The exercise » Reproduce the item lines below, beginning with the line containing "thumb-category-image bbox=[206, 2112, 242, 2148]" and running through the line containing "meta-separator: · bbox=[446, 326, 457, 364]", both included.

(Image region annotations)
:::
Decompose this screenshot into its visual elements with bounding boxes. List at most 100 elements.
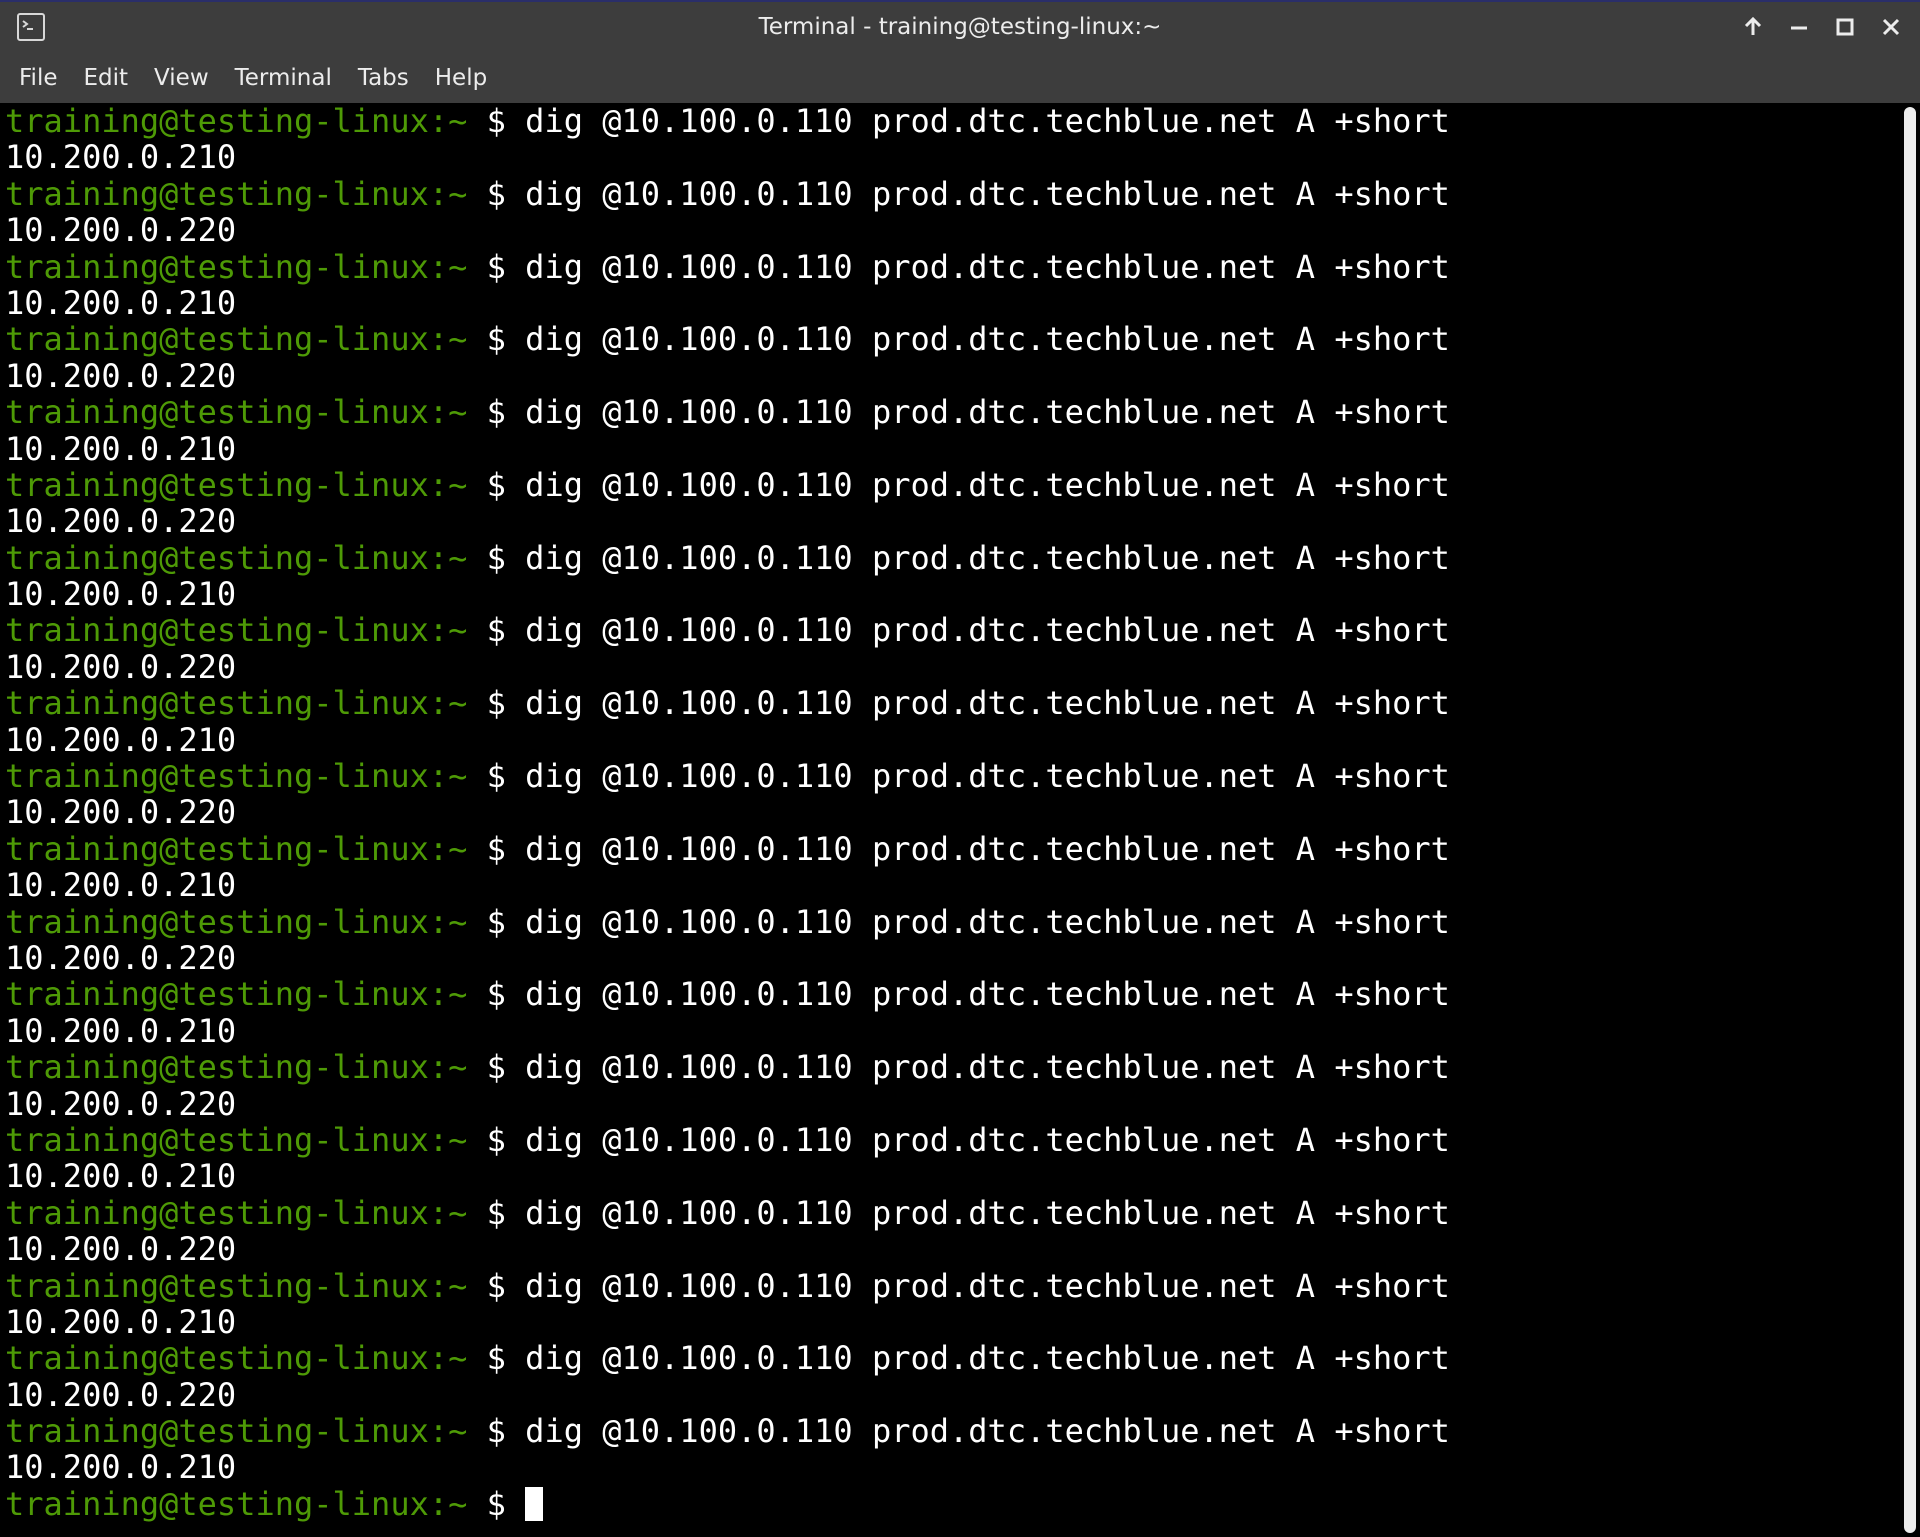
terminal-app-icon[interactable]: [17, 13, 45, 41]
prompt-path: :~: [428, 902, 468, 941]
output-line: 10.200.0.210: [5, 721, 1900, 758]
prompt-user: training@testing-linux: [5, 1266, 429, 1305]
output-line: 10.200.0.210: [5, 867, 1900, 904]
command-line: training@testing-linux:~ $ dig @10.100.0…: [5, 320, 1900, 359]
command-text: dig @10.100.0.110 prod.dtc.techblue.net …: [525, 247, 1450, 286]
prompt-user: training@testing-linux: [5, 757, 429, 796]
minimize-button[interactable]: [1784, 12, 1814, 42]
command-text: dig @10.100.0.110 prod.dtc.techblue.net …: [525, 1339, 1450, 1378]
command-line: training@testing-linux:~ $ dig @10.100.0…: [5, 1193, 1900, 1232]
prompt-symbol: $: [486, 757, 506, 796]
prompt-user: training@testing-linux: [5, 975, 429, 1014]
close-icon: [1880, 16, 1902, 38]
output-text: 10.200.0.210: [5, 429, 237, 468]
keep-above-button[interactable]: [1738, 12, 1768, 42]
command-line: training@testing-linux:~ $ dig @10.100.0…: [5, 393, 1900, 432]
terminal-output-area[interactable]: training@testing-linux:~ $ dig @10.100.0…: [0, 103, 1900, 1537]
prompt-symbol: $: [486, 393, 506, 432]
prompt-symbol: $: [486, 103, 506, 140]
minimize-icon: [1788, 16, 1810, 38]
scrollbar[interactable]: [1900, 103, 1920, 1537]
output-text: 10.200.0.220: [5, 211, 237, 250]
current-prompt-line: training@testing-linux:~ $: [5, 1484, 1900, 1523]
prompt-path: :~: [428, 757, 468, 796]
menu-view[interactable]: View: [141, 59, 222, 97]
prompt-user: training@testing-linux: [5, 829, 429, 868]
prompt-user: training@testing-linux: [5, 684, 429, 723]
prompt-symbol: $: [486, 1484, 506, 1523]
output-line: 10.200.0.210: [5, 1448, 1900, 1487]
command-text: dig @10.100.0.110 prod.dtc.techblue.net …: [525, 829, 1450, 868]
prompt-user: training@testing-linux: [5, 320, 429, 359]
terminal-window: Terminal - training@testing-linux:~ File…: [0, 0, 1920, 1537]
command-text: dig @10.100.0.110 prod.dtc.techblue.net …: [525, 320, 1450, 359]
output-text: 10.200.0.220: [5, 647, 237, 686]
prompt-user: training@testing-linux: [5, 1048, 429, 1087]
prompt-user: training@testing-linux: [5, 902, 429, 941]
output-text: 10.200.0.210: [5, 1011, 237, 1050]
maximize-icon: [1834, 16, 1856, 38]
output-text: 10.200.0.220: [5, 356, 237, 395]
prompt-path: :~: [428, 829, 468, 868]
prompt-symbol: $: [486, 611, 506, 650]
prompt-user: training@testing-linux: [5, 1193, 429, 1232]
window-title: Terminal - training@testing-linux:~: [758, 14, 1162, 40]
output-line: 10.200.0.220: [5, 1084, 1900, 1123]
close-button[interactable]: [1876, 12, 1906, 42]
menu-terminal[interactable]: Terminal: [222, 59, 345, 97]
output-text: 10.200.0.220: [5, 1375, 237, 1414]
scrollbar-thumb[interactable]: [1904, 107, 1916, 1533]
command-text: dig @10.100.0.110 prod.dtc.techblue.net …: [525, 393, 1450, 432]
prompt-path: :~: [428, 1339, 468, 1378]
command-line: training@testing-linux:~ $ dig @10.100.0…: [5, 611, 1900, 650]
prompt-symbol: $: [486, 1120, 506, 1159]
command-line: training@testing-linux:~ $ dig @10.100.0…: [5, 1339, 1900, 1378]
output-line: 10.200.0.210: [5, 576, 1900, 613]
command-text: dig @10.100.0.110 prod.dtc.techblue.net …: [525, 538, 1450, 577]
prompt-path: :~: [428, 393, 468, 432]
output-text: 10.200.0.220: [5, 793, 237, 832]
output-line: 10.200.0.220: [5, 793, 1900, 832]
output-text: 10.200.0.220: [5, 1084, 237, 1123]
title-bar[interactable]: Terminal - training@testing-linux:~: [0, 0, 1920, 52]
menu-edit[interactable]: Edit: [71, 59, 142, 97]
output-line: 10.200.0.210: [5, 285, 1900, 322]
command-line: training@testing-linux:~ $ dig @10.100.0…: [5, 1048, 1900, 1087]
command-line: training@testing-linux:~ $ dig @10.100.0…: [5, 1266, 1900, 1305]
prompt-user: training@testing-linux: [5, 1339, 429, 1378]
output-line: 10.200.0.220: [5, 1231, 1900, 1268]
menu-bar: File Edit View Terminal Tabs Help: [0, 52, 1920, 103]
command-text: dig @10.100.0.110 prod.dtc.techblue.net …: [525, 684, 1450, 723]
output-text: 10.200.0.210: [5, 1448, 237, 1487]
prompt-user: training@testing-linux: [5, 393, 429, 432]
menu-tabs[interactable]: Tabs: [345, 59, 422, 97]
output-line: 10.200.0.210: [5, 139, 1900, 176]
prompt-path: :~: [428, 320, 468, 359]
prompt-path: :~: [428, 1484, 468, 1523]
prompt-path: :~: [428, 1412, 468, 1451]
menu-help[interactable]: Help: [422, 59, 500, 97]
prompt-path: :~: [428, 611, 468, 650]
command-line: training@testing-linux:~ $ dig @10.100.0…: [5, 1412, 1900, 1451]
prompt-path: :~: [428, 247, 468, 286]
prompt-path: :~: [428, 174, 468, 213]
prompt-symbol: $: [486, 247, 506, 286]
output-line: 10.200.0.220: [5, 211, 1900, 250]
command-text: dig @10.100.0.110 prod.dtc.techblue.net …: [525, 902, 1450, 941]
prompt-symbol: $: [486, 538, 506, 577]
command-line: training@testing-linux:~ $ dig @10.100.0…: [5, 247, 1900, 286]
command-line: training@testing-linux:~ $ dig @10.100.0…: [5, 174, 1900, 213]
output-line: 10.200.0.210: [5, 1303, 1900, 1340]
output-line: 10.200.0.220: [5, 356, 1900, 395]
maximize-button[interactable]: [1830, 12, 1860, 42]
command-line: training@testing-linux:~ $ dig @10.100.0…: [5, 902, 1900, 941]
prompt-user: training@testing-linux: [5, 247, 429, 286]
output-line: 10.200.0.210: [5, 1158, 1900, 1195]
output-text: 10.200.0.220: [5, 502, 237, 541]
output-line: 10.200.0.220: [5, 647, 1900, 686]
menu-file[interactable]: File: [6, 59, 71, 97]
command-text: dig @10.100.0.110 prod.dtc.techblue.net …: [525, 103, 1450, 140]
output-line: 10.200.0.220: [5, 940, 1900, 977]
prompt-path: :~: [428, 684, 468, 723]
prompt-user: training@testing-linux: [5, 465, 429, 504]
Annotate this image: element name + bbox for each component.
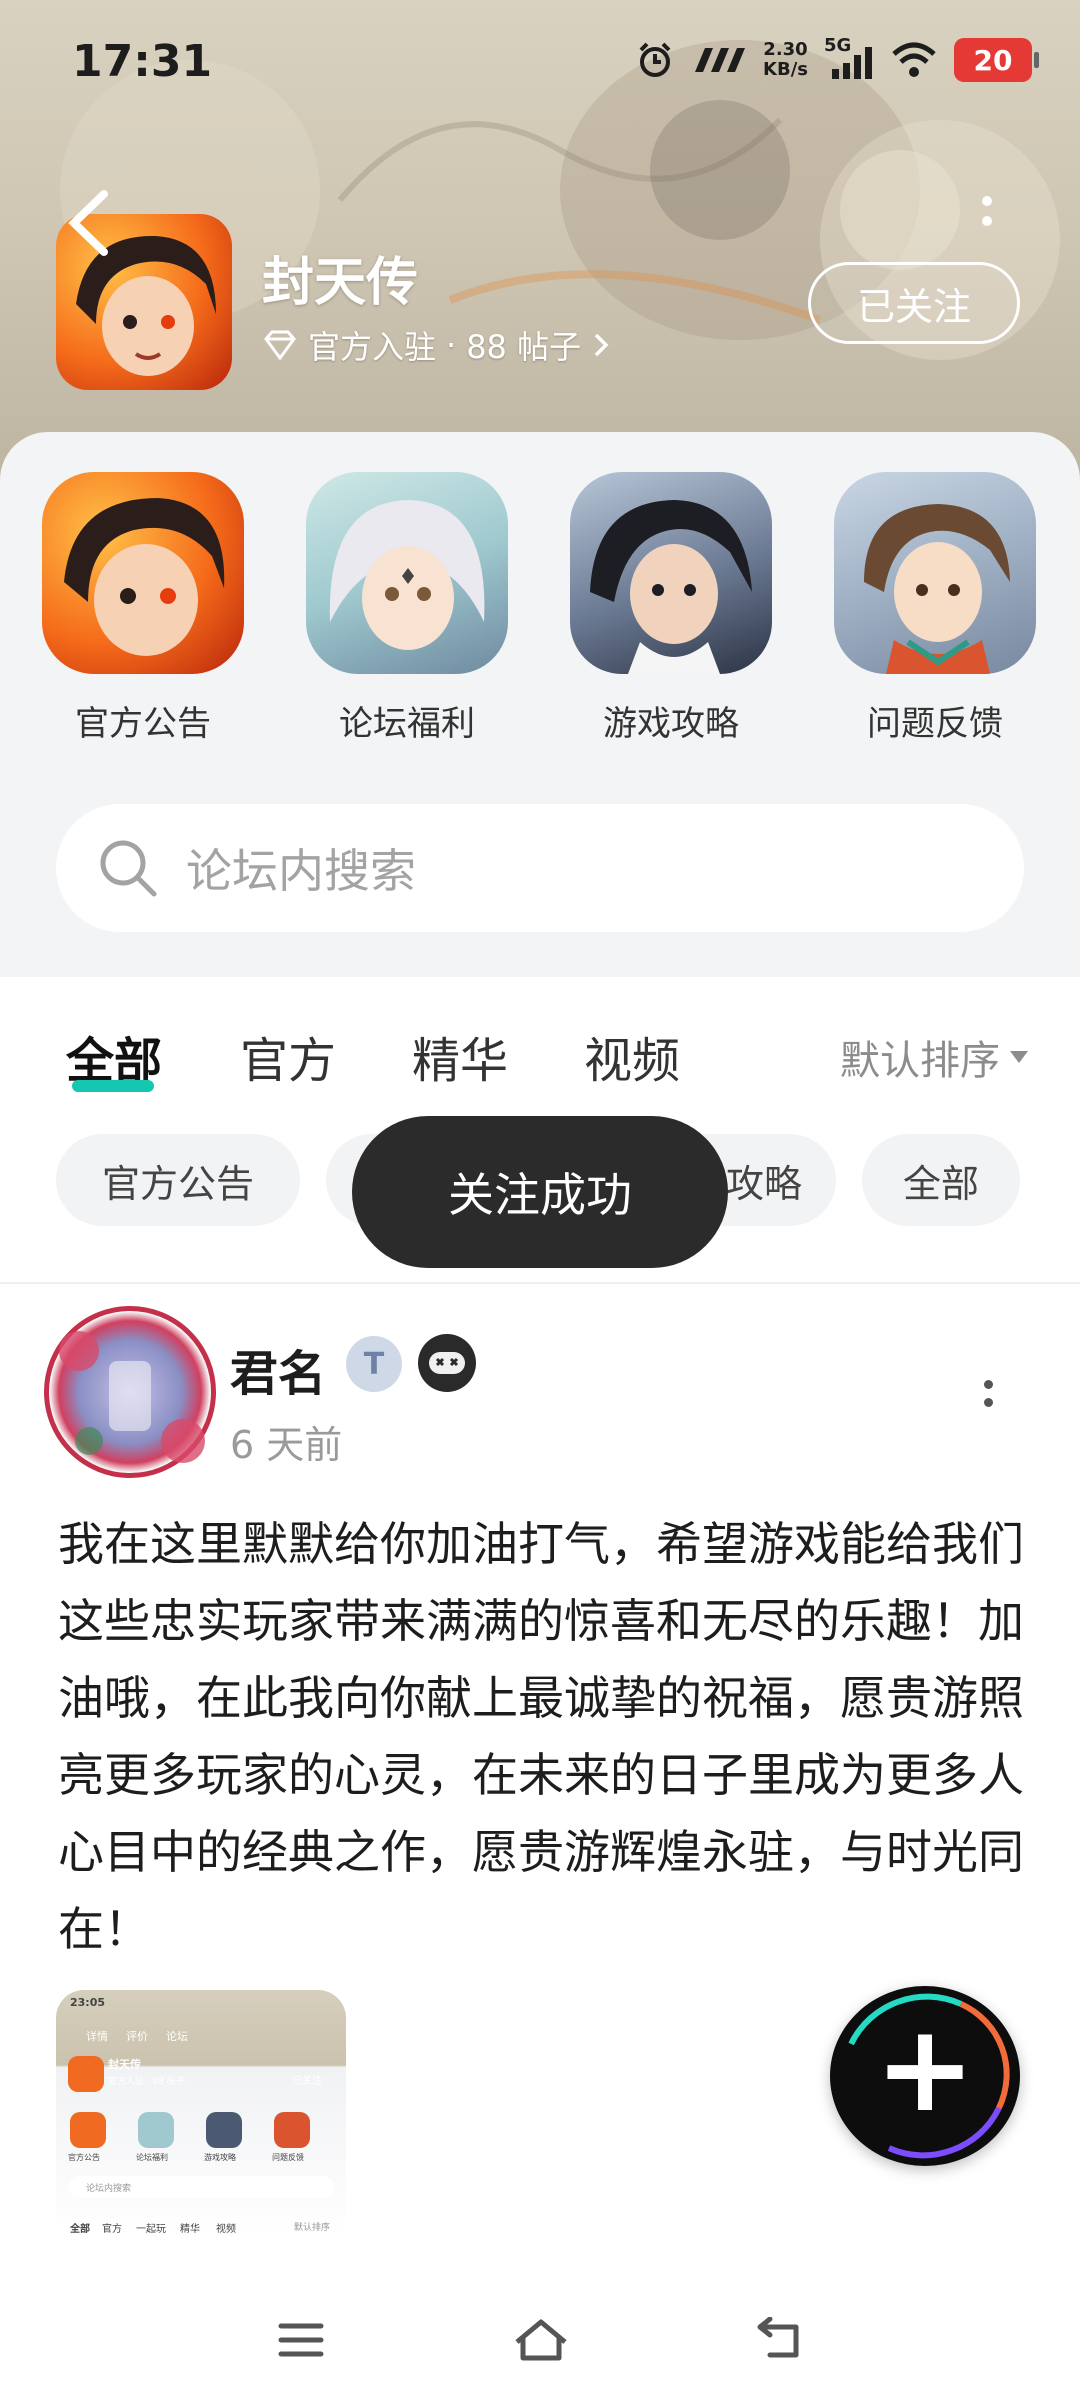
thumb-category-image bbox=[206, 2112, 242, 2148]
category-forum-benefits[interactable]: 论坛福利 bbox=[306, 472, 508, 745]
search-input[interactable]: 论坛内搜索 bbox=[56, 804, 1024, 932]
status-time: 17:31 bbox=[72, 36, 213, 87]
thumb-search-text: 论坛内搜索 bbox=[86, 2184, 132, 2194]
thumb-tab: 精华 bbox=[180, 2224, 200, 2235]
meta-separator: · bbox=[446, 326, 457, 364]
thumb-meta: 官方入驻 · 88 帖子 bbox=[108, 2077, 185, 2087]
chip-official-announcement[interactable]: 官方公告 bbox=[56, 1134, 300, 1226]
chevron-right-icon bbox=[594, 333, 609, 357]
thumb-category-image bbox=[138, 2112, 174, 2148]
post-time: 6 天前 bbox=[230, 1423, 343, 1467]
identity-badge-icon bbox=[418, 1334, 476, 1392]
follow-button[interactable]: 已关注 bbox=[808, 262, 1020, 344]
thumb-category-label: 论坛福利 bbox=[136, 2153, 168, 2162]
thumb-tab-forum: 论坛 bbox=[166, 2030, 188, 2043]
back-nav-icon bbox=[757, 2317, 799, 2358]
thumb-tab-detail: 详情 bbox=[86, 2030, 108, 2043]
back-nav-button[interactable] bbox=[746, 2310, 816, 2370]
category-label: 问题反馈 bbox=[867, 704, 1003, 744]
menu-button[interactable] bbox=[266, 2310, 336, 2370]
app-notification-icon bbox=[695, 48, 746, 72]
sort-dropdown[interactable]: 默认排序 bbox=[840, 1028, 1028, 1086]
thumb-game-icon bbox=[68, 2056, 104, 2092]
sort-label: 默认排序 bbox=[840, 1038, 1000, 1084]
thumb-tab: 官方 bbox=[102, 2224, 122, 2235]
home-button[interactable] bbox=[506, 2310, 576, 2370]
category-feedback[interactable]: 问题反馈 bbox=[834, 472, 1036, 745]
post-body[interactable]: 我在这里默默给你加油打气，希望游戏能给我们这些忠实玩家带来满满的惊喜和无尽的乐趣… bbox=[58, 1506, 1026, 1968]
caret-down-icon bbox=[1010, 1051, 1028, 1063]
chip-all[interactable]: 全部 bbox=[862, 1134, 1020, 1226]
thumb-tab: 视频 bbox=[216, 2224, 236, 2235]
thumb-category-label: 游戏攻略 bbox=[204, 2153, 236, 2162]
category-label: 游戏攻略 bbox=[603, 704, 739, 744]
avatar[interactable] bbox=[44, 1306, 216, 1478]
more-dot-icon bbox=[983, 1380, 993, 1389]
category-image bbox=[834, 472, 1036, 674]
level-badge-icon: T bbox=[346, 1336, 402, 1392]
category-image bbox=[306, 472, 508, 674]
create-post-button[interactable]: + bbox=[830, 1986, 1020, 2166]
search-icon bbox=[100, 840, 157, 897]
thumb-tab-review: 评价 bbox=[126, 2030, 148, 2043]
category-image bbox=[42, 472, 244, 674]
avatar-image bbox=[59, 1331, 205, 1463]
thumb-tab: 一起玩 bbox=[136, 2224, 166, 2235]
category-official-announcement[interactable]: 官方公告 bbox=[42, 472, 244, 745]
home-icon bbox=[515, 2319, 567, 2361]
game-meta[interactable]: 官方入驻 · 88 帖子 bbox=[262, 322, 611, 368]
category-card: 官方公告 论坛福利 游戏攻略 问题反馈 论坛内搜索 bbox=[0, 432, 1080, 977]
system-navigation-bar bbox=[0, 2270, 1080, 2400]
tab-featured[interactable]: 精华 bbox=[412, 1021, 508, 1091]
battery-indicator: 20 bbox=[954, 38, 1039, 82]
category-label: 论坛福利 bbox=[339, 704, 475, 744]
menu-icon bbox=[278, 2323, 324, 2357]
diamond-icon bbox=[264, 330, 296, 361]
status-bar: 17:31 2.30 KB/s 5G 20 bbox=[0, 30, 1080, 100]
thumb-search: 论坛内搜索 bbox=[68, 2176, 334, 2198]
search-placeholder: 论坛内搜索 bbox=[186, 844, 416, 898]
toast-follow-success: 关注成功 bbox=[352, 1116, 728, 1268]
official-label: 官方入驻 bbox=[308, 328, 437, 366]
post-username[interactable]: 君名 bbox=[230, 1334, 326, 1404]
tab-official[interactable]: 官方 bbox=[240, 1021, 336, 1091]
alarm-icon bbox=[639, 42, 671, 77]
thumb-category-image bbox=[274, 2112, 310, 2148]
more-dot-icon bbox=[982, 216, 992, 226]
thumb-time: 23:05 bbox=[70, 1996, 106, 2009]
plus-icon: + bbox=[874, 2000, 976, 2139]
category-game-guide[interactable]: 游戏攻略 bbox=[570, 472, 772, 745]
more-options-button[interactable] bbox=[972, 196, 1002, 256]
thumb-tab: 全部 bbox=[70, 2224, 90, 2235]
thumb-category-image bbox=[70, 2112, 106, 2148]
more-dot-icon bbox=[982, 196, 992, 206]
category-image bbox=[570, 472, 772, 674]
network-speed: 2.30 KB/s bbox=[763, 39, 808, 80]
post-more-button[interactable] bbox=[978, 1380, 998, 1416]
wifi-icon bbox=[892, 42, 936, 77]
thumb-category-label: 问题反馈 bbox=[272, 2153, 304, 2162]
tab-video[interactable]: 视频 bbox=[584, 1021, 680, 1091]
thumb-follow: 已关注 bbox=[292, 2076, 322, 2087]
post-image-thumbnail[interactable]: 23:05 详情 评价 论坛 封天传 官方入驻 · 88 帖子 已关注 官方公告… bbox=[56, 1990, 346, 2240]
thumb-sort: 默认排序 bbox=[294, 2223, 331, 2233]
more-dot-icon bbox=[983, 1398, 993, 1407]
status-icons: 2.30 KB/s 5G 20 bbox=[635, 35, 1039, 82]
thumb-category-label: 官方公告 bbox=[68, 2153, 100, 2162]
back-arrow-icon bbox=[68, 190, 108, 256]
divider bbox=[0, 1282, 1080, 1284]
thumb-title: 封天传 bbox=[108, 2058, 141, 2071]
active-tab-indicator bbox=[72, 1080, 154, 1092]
:::
Response »
thumb-category-image bbox=[206, 2112, 242, 2148]
category-forum-benefits[interactable]: 论坛福利 bbox=[306, 472, 508, 745]
search-input[interactable]: 论坛内搜索 bbox=[56, 804, 1024, 932]
status-time: 17:31 bbox=[72, 36, 213, 87]
thumb-search-text: 论坛内搜索 bbox=[86, 2184, 132, 2194]
thumb-tab: 精华 bbox=[180, 2224, 200, 2235]
meta-separator: · bbox=[446, 326, 457, 364]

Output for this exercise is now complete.